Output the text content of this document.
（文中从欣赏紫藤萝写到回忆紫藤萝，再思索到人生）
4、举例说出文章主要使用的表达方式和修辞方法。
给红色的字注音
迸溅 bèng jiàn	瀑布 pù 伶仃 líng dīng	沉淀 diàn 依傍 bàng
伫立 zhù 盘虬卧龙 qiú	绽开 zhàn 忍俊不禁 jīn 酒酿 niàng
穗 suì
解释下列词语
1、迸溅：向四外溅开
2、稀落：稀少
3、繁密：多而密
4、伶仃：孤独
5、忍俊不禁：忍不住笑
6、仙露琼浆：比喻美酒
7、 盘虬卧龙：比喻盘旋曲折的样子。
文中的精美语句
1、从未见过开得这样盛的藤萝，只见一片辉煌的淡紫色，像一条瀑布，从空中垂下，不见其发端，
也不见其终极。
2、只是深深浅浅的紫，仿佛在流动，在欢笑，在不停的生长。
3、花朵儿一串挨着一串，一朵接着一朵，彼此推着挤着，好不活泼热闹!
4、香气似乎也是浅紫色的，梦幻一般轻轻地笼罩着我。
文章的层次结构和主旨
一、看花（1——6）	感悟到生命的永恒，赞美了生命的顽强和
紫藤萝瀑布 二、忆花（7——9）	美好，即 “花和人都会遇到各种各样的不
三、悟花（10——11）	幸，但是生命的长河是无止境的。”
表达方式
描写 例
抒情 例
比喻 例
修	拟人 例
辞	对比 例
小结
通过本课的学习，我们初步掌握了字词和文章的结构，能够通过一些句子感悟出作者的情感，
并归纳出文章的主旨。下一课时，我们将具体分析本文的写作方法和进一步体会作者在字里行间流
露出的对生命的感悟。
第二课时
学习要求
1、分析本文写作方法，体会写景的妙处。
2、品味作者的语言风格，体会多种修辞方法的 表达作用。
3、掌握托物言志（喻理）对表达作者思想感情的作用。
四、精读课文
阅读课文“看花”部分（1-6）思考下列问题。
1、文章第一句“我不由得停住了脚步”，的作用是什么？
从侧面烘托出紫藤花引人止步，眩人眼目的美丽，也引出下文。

▶ **Problem description**: Print again each line of the listing above, exactly as it appears.

▶ **Answer in full**:
Output the text content of this document.
（文中从欣赏紫藤萝写到回忆紫藤萝，再思索到人生）
4、举例说出文章主要使用的表达方式和修辞方法。
给红色的字注音
迸溅 bèng jiàn	瀑布 pù 伶仃 líng dīng	沉淀 diàn 依傍 bàng
伫立 zhù 盘虬卧龙 qiú	绽开 zhàn 忍俊不禁 jīn 酒酿 niàng
穗 suì
解释下列词语
1、迸溅：向四外溅开
2、稀落：稀少
3、繁密：多而密
4、伶仃：孤独
5、忍俊不禁：忍不住笑
6、仙露琼浆：比喻美酒
7、 盘虬卧龙：比喻盘旋曲折的样子。
文中的精美语句
1、从未见过开得这样盛的藤萝，只见一片辉煌的淡紫色，像一条瀑布，从空中垂下，不见其发端，
也不见其终极。
2、只是深深浅浅的紫，仿佛在流动，在欢笑，在不停的生长。
3、花朵儿一串挨着一串，一朵接着一朵，彼此推着挤着，好不活泼热闹!
4、香气似乎也是浅紫色的，梦幻一般轻轻地笼罩着我。
文章的层次结构和主旨
一、看花（1——6）	感悟到生命的永恒，赞美了生命的顽强和
紫藤萝瀑布 二、忆花（7——9）	美好，即 “花和人都会遇到各种各样的不
三、悟花（10——11）	幸，但是生命的长河是无止境的。”
表达方式
描写 例
抒情 例
比喻 例
修	拟人 例
辞	对比 例
小结
通过本课的学习，我们初步掌握了字词和文章的结构，能够通过一些句子感悟出作者的情感，
并归纳出文章的主旨。下一课时，我们将具体分析本文的写作方法和进一步体会作者在字里行间流
露出的对生命的感悟。
第二课时
学习要求
1、分析本文写作方法，体会写景的妙处。
2、品味作者的语言风格，体会多种修辞方法的 表达作用。
3、掌握托物言志（喻理）对表达作者思想感情的作用。
四、精读课文
阅读课文“看花”部分（1-6）思考下列问题。
1、文章第一句“我不由得停住了脚步”，的作用是什么？
从侧面烘托出紫藤花引人止步，眩人眼目的美丽，也引出下文。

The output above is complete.